> [GIVEN INSTRUCTION]
Copy the records below exactly, omitting any pictures they contain.

> [THE INPUT]
------

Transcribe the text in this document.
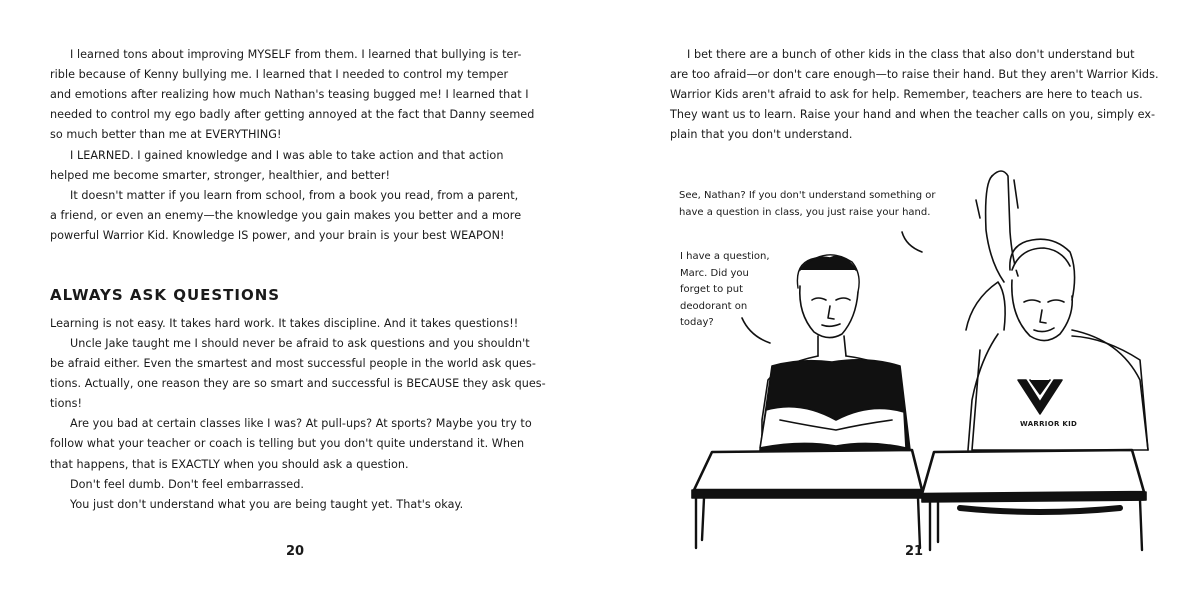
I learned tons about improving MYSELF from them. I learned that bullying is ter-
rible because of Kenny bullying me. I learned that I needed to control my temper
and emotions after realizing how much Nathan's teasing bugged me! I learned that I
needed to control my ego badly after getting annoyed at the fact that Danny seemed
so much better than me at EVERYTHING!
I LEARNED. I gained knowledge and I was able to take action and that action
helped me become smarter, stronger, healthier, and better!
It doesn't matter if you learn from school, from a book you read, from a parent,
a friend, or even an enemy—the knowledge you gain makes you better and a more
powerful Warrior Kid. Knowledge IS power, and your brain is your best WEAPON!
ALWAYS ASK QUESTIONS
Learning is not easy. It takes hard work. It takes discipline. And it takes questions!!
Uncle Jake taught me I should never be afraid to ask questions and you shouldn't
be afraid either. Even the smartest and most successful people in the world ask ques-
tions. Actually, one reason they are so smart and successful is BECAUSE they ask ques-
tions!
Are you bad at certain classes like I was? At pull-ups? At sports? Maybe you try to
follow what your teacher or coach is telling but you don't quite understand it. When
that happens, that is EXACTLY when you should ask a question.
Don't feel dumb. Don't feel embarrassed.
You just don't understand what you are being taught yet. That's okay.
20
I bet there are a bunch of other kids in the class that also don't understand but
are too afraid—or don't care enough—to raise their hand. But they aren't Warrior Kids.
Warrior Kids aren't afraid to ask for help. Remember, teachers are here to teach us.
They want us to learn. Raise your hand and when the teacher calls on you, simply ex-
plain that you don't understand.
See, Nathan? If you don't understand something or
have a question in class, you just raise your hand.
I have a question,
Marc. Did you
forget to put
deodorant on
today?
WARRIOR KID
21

------

> [TASK OUTPUT]
Transcribe the text in this document.
I learned tons about improving MYSELF from them. I learned that bullying is ter-
rible because of Kenny bullying me. I learned that I needed to control my temper
and emotions after realizing how much Nathan's teasing bugged me! I learned that I
needed to control my ego badly after getting annoyed at the fact that Danny seemed
so much better than me at EVERYTHING!
I LEARNED. I gained knowledge and I was able to take action and that action
helped me become smarter, stronger, healthier, and better!
It doesn't matter if you learn from school, from a book you read, from a parent,
a friend, or even an enemy—the knowledge you gain makes you better and a more
powerful Warrior Kid. Knowledge IS power, and your brain is your best WEAPON!
ALWAYS ASK QUESTIONS
Learning is not easy. It takes hard work. It takes discipline. And it takes questions!!
Uncle Jake taught me I should never be afraid to ask questions and you shouldn't
be afraid either. Even the smartest and most successful people in the world ask ques-
tions. Actually, one reason they are so smart and successful is BECAUSE they ask ques-
tions!
Are you bad at certain classes like I was? At pull-ups? At sports? Maybe you try to
follow what your teacher or coach is telling but you don't quite understand it. When
that happens, that is EXACTLY when you should ask a question.
Don't feel dumb. Don't feel embarrassed.
You just don't understand what you are being taught yet. That's okay.
20
I bet there are a bunch of other kids in the class that also don't understand but
are too afraid—or don't care enough—to raise their hand. But they aren't Warrior Kids.
Warrior Kids aren't afraid to ask for help. Remember, teachers are here to teach us.
They want us to learn. Raise your hand and when the teacher calls on you, simply ex-
plain that you don't understand.
See, Nathan? If you don't understand something or
have a question in class, you just raise your hand.
I have a question,
Marc. Did you
forget to put
deodorant on
today?
WARRIOR KID
21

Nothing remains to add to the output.